#### Aim:
Scan the material below for lines with the word "percent" and report how many there are, with nothing added.

(Collected data entries)

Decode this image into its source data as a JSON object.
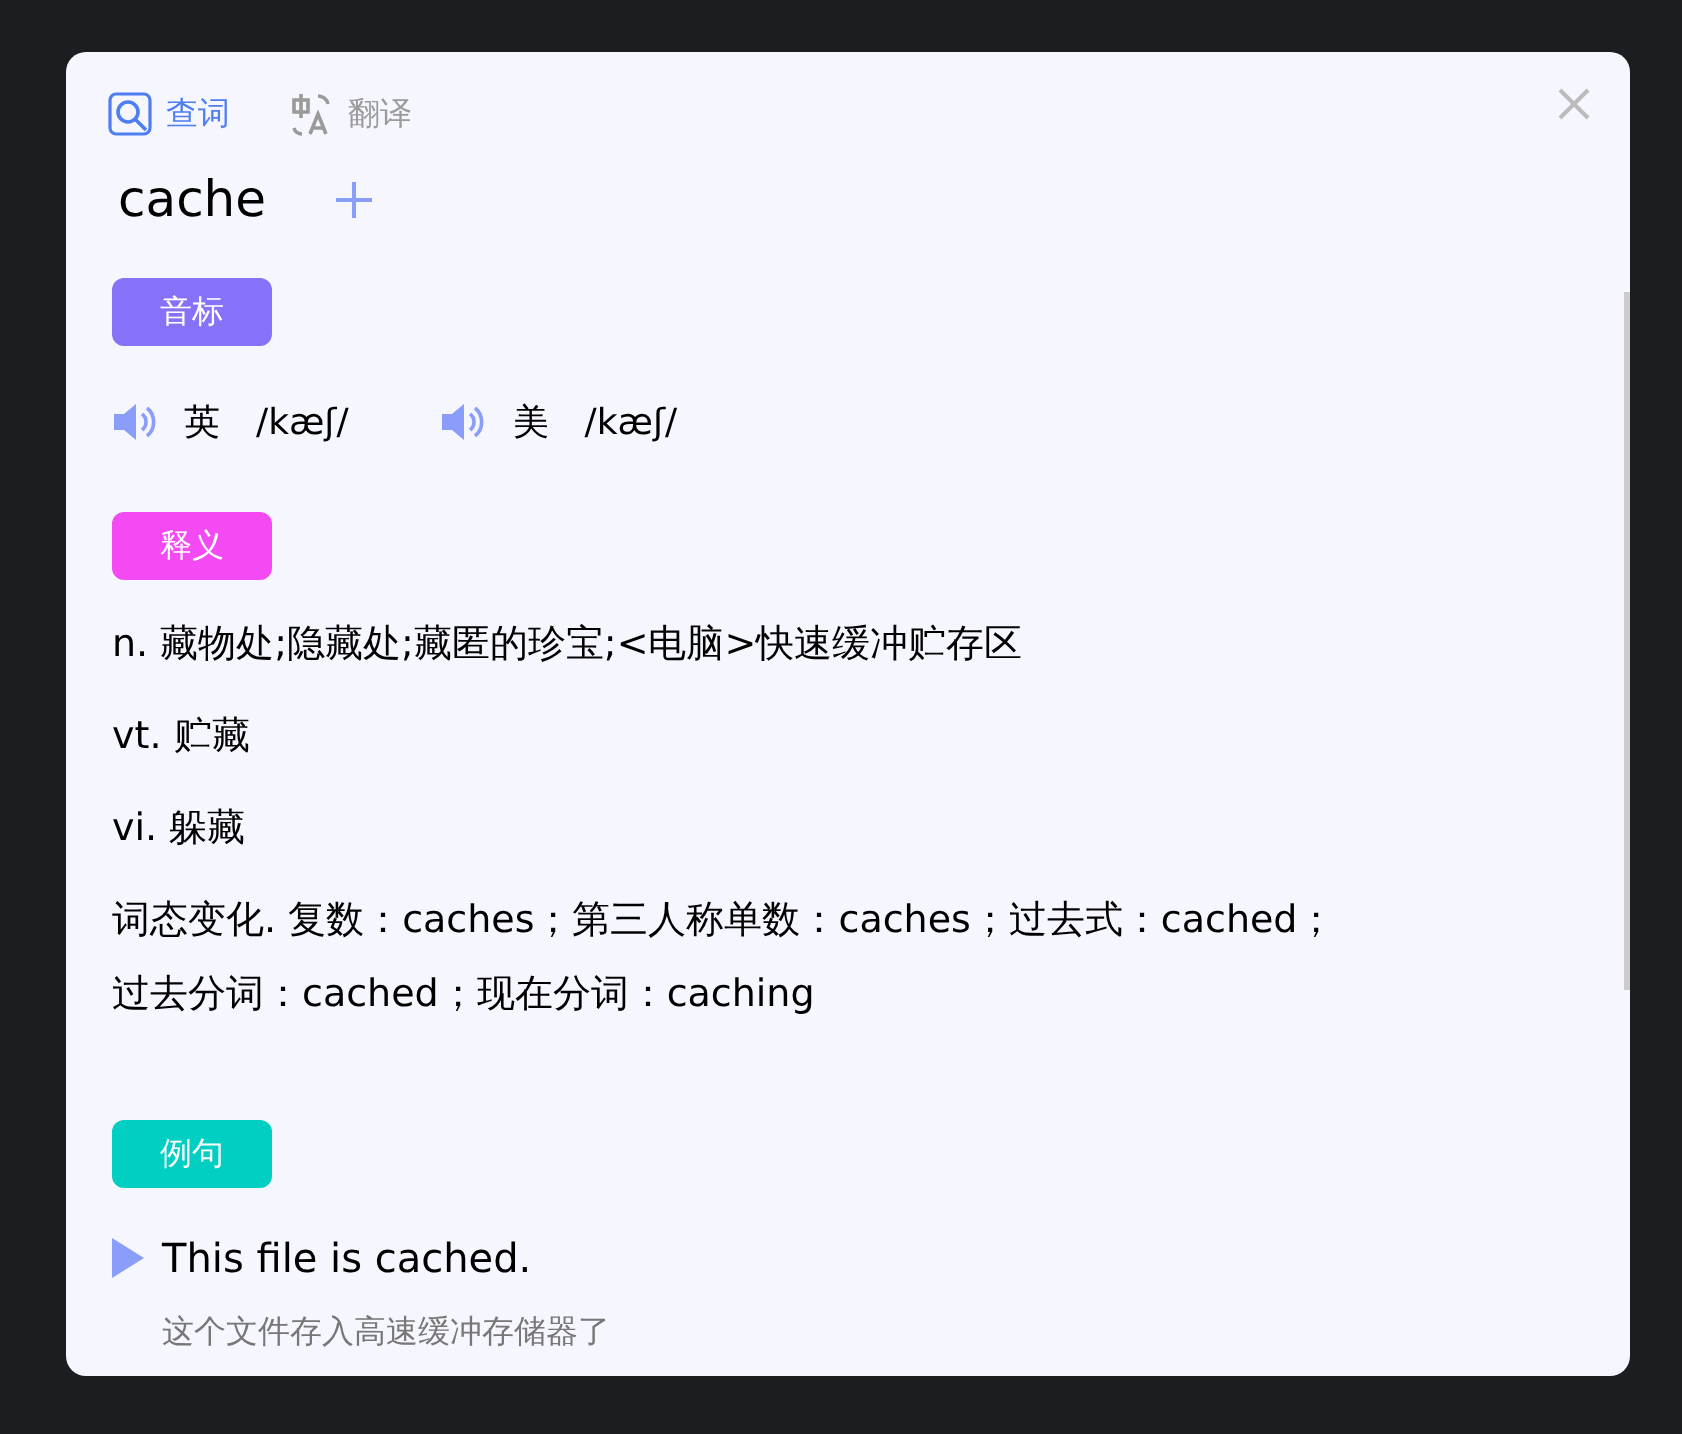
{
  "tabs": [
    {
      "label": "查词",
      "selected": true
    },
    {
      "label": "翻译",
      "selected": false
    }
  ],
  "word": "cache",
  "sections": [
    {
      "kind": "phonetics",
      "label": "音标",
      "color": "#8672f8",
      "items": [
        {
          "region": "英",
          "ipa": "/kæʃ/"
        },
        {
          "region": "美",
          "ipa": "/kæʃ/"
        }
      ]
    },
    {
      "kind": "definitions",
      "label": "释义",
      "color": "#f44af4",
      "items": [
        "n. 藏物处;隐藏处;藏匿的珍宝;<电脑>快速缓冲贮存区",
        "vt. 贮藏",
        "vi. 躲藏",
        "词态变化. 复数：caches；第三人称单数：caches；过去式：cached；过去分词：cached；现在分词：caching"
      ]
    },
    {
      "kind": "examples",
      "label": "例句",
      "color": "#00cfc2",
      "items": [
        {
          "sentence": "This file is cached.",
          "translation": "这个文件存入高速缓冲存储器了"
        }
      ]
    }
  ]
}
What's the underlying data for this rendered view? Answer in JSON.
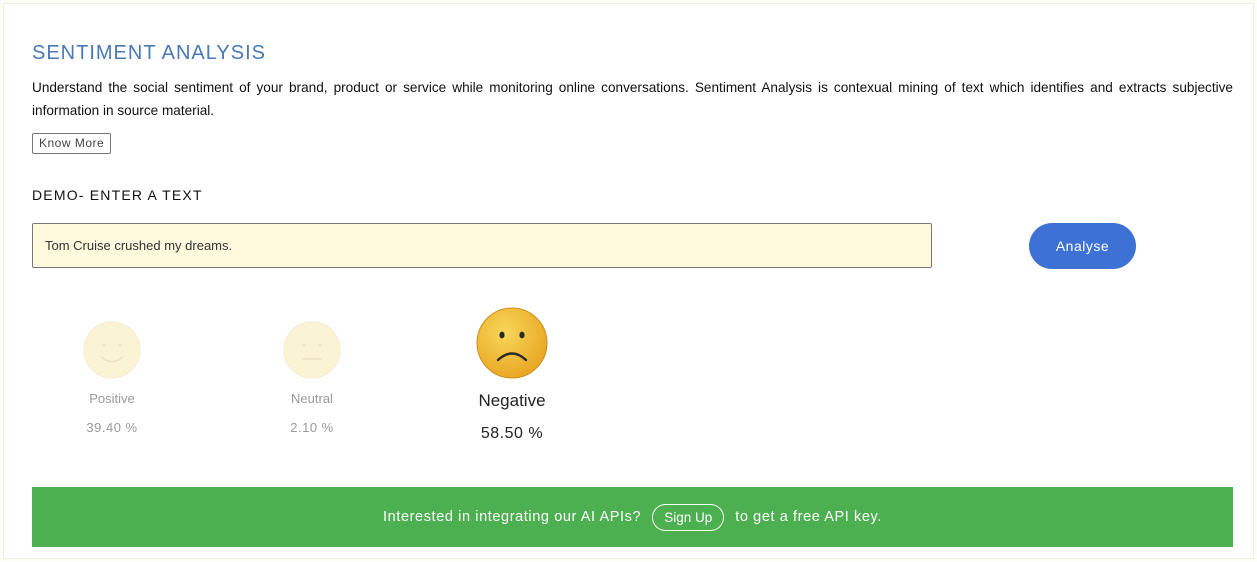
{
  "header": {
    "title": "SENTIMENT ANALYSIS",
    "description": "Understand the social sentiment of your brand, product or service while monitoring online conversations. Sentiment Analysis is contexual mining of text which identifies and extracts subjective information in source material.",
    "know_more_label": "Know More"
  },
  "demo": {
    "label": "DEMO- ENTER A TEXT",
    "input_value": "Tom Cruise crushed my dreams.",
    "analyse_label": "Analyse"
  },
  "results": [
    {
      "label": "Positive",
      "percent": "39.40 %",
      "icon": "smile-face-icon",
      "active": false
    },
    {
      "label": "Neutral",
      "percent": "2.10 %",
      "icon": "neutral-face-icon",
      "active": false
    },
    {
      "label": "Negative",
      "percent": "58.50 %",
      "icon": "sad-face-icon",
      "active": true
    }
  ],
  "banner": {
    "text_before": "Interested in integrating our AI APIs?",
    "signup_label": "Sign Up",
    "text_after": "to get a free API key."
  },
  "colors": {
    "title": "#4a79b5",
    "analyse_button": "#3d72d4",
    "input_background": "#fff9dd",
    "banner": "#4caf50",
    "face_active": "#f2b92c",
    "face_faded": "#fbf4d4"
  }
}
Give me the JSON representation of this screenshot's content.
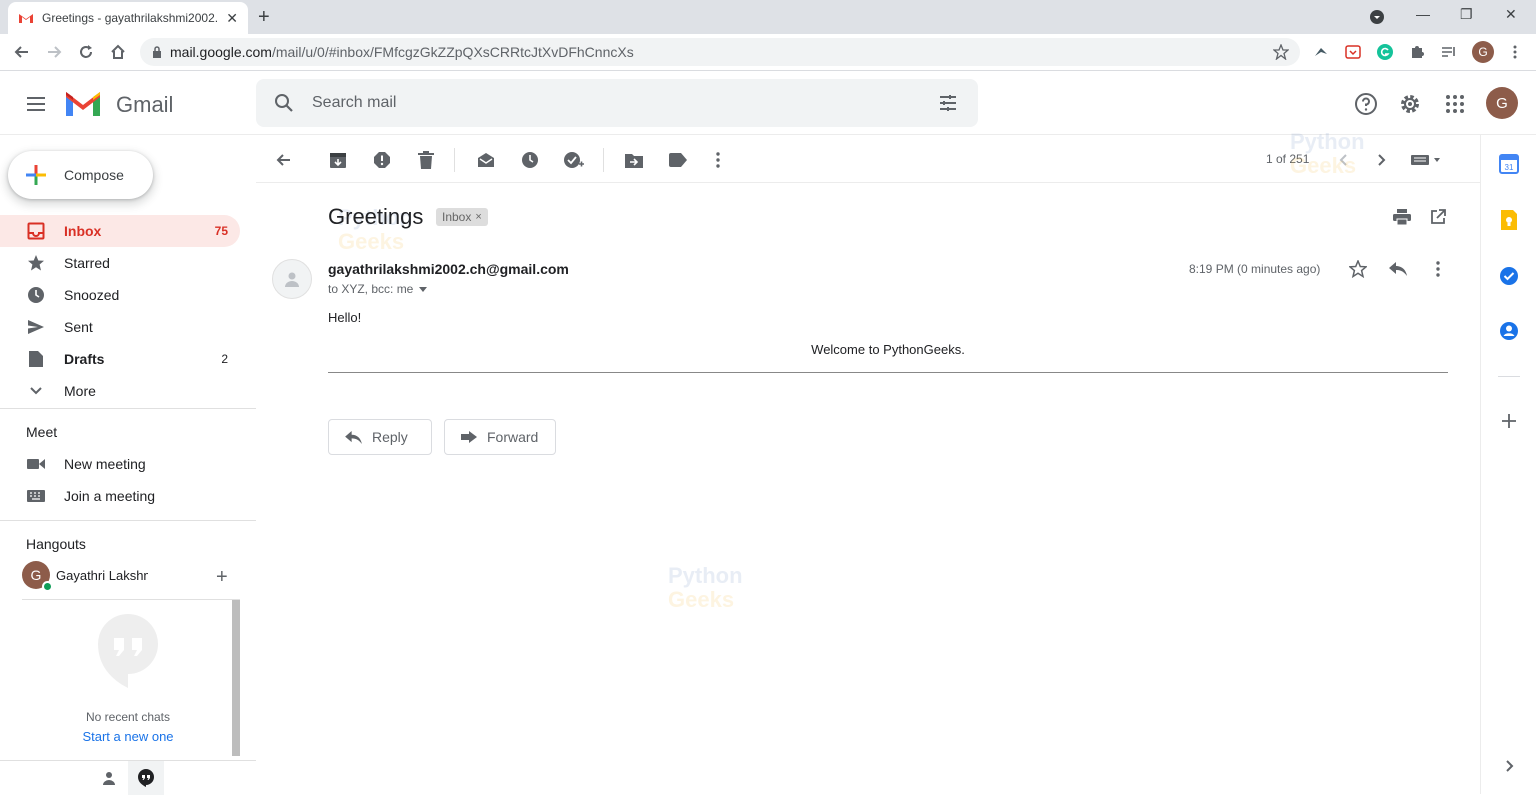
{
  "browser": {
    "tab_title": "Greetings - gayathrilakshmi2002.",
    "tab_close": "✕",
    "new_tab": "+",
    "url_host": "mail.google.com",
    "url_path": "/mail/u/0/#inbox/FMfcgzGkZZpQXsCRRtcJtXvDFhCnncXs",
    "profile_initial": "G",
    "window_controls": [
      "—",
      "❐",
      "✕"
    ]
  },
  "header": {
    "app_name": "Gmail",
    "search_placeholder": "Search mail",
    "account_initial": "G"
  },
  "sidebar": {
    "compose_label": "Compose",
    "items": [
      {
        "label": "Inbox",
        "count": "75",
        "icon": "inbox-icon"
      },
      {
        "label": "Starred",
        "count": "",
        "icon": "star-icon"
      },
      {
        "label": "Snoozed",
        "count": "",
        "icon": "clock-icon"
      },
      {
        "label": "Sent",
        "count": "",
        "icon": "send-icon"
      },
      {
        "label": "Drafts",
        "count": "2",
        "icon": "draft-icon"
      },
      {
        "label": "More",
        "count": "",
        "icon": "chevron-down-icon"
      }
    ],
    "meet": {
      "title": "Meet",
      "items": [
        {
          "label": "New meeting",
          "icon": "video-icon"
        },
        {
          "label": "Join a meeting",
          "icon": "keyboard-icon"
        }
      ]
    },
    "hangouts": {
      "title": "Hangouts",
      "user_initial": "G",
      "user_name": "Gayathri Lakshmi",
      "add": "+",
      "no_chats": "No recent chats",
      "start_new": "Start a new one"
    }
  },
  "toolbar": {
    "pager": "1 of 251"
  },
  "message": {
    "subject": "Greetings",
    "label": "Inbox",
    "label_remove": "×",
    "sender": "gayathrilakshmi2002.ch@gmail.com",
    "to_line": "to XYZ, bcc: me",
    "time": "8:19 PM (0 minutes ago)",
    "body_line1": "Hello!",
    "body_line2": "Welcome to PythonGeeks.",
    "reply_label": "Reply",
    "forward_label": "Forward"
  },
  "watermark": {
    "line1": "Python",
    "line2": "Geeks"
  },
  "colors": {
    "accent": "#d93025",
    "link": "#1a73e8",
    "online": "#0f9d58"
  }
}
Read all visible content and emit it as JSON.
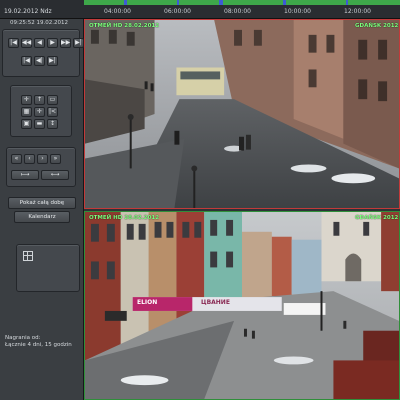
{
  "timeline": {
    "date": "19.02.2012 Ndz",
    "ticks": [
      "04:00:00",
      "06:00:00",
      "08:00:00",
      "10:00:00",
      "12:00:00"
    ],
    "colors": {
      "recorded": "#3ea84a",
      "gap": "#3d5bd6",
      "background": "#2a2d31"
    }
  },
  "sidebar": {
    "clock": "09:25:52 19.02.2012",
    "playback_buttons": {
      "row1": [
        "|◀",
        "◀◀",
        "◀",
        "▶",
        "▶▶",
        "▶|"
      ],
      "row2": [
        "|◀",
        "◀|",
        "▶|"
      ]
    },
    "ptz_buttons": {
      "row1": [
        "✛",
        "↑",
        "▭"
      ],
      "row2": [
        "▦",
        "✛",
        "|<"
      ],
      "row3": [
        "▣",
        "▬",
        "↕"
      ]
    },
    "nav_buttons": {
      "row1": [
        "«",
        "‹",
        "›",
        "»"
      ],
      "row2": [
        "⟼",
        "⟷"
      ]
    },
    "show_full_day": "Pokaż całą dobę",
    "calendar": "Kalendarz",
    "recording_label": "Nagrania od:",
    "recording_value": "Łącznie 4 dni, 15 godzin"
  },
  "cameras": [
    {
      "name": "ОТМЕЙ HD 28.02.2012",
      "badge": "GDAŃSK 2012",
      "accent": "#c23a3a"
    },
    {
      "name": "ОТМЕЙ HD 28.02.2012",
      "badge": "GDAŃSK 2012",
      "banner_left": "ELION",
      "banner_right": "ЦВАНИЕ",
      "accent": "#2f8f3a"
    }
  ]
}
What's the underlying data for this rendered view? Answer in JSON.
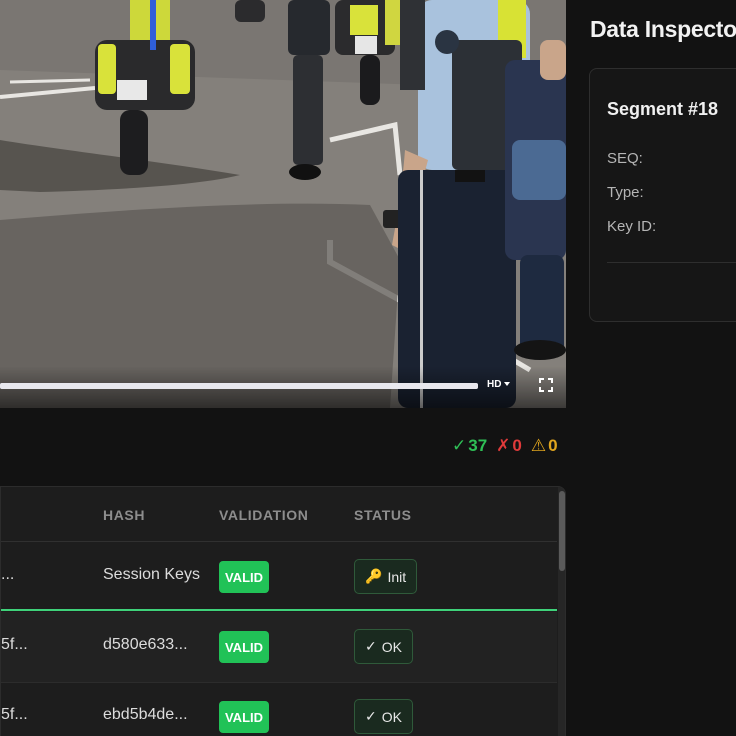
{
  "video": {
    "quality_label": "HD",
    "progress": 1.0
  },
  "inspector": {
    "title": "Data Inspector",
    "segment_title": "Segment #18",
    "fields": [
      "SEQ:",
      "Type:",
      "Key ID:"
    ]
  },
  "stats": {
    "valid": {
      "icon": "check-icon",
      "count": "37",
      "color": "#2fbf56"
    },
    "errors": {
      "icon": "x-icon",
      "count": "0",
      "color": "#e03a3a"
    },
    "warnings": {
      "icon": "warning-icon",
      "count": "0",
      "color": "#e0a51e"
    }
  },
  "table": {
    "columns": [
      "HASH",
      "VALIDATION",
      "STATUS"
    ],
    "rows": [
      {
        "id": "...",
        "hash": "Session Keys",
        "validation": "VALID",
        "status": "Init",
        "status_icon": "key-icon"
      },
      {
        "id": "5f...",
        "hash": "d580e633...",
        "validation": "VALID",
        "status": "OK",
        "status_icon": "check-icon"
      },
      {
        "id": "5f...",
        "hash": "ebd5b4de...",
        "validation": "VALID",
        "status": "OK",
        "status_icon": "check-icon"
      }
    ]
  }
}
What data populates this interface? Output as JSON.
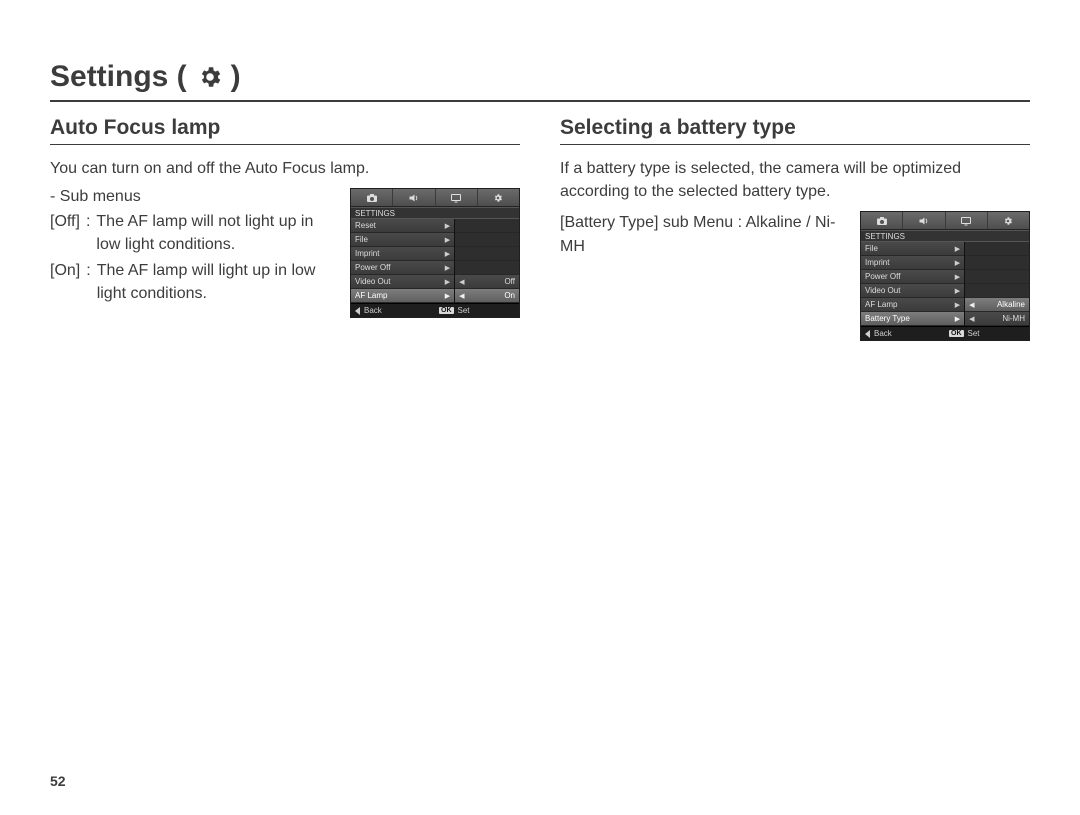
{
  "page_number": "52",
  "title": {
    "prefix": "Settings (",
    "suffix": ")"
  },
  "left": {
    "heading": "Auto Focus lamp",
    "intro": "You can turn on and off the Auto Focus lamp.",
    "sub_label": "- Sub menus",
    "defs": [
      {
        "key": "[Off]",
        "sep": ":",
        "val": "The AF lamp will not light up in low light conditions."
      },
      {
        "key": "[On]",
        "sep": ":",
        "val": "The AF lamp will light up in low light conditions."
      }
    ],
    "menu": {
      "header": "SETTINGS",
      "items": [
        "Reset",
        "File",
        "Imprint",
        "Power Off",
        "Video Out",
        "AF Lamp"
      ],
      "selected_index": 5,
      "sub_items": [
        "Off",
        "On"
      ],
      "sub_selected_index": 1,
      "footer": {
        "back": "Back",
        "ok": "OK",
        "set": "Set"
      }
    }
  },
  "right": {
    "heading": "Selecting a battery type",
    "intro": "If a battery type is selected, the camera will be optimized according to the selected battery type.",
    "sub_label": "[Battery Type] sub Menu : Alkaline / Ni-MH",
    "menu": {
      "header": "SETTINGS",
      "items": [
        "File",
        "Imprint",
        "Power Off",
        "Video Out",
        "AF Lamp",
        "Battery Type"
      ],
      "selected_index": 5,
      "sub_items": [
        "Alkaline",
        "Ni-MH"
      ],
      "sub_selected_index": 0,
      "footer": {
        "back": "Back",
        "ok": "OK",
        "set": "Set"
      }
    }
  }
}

#### Task result:
3